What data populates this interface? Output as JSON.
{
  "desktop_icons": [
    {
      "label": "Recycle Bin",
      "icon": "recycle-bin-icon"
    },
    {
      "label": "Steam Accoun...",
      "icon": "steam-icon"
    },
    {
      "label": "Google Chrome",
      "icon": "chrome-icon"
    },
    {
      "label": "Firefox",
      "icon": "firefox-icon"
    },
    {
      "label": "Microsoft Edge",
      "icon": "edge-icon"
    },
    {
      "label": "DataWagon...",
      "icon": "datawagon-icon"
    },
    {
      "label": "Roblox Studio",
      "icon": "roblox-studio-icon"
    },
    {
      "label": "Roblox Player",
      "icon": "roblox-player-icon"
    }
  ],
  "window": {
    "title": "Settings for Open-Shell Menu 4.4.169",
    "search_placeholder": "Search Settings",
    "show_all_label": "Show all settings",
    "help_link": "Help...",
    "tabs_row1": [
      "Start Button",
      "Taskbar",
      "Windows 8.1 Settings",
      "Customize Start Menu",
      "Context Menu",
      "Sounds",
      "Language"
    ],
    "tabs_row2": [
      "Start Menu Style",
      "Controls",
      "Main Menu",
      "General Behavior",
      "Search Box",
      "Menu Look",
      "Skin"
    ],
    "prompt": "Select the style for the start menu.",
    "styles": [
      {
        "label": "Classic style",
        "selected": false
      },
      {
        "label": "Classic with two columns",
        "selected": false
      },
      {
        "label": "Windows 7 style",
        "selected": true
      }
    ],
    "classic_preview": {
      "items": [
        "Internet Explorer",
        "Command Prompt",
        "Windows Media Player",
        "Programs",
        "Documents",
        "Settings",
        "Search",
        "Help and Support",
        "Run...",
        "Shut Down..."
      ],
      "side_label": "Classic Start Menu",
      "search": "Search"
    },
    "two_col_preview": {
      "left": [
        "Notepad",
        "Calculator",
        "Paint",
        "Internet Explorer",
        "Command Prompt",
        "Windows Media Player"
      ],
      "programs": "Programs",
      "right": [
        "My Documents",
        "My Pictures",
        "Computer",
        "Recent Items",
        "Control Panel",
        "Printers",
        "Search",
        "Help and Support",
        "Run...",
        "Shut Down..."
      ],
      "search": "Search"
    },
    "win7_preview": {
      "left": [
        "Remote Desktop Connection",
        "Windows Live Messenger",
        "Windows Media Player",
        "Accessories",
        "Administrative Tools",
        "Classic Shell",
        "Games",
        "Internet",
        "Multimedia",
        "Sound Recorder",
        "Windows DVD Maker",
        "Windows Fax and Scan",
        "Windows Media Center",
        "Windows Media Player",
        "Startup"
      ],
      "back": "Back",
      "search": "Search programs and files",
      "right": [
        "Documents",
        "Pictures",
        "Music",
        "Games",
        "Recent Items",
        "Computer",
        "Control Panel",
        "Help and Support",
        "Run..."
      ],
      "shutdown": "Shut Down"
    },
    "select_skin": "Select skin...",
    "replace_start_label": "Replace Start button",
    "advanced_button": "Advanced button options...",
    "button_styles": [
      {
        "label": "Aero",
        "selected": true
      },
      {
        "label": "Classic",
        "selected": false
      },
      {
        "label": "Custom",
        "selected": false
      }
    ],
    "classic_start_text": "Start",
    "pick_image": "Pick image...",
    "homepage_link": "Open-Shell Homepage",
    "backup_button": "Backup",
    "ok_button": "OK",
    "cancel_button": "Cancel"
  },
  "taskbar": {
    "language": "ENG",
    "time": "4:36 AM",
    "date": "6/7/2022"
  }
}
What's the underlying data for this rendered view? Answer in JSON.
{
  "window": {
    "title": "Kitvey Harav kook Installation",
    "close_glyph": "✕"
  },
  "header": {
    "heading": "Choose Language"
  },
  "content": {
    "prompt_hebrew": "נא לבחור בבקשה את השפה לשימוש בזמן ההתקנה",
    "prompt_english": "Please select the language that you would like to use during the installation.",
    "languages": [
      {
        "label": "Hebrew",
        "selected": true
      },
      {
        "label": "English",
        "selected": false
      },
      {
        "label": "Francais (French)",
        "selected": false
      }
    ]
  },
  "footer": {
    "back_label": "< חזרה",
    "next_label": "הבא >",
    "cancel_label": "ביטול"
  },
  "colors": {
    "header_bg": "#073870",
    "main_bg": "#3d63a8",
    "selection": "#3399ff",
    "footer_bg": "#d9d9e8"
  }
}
* * * * * * *
• What is required:
Restate the whole listing exactly.

• Output of the task:
What data populates this interface? Output as JSON.
{
  "desktop_icons": [
    {
      "label": "Recycle Bin",
      "icon": "recycle-bin-icon"
    },
    {
      "label": "Steam Accoun...",
      "icon": "steam-icon"
    },
    {
      "label": "Google Chrome",
      "icon": "chrome-icon"
    },
    {
      "label": "Firefox",
      "icon": "firefox-icon"
    },
    {
      "label": "Microsoft Edge",
      "icon": "edge-icon"
    },
    {
      "label": "DataWagon...",
      "icon": "datawagon-icon"
    },
    {
      "label": "Roblox Studio",
      "icon": "roblox-studio-icon"
    },
    {
      "label": "Roblox Player",
      "icon": "roblox-player-icon"
    }
  ],
  "window": {
    "title": "Settings for Open-Shell Menu 4.4.169",
    "search_placeholder": "Search Settings",
    "show_all_label": "Show all settings",
    "help_link": "Help...",
    "tabs_row1": [
      "Start Button",
      "Taskbar",
      "Windows 8.1 Settings",
      "Customize Start Menu",
      "Context Menu",
      "Sounds",
      "Language"
    ],
    "tabs_row2": [
      "Start Menu Style",
      "Controls",
      "Main Menu",
      "General Behavior",
      "Search Box",
      "Menu Look",
      "Skin"
    ],
    "prompt": "Select the style for the start menu.",
    "styles": [
      {
        "label": "Classic style",
        "selected": false
      },
      {
        "label": "Classic with two columns",
        "selected": false
      },
      {
        "label": "Windows 7 style",
        "selected": true
      }
    ],
    "classic_preview": {
      "items": [
        "Internet Explorer",
        "Command Prompt",
        "Windows Media Player",
        "Programs",
        "Documents",
        "Settings",
        "Search",
        "Help and Support",
        "Run...",
        "Shut Down..."
      ],
      "side_label": "Classic Start Menu",
      "search": "Search"
    },
    "two_col_preview": {
      "left": [
        "Notepad",
        "Calculator",
        "Paint",
        "Internet Explorer",
        "Command Prompt",
        "Windows Media Player"
      ],
      "programs": "Programs",
      "right": [
        "My Documents",
        "My Pictures",
        "Computer",
        "Recent Items",
        "Control Panel",
        "Printers",
        "Search",
        "Help and Support",
        "Run...",
        "Shut Down..."
      ],
      "search": "Search"
    },
    "win7_preview": {
      "left": [
        "Remote Desktop Connection",
        "Windows Live Messenger",
        "Windows Media Player",
        "Accessories",
        "Administrative Tools",
        "Classic Shell",
        "Games",
        "Internet",
        "Multimedia",
        "Sound Recorder",
        "Windows DVD Maker",
        "Windows Fax and Scan",
        "Windows Media Center",
        "Windows Media Player",
        "Startup"
      ],
      "back": "Back",
      "search": "Search programs and files",
      "right": [
        "Documents",
        "Pictures",
        "Music",
        "Games",
        "Recent Items",
        "Computer",
        "Control Panel",
        "Help and Support",
        "Run..."
      ],
      "shutdown": "Shut Down"
    },
    "select_skin": "Select skin...",
    "replace_start_label": "Replace Start button",
    "advanced_button": "Advanced button options...",
    "button_styles": [
      {
        "label": "Aero",
        "selected": true
      },
      {
        "label": "Classic",
        "selected": false
      },
      {
        "label": "Custom",
        "selected": false
      }
    ],
    "classic_start_text": "Start",
    "pick_image": "Pick image...",
    "homepage_link": "Open-Shell Homepage",
    "backup_button": "Backup",
    "ok_button": "OK",
    "cancel_button": "Cancel"
  },
  "taskbar": {
    "language": "ENG",
    "time": "4:36 AM",
    "date": "6/7/2022"
  }
}
What's the underlying data for this rendered view? Answer in JSON.
{
  "window": {
    "title": "Kitvey Harav kook Installation",
    "close_glyph": "✕"
  },
  "header": {
    "heading": "Choose Language"
  },
  "content": {
    "prompt_hebrew": "נא לבחור בבקשה את השפה לשימוש בזמן ההתקנה",
    "prompt_english": "Please select the language that you would like to use during the installation.",
    "languages": [
      {
        "label": "Hebrew",
        "selected": true
      },
      {
        "label": "English",
        "selected": false
      },
      {
        "label": "Francais (French)",
        "selected": false
      }
    ]
  },
  "footer": {
    "back_label": "< חזרה",
    "next_label": "הבא >",
    "cancel_label": "ביטול"
  },
  "colors": {
    "header_bg": "#073870",
    "main_bg": "#3d63a8",
    "selection": "#3399ff",
    "footer_bg": "#d9d9e8"
  }
}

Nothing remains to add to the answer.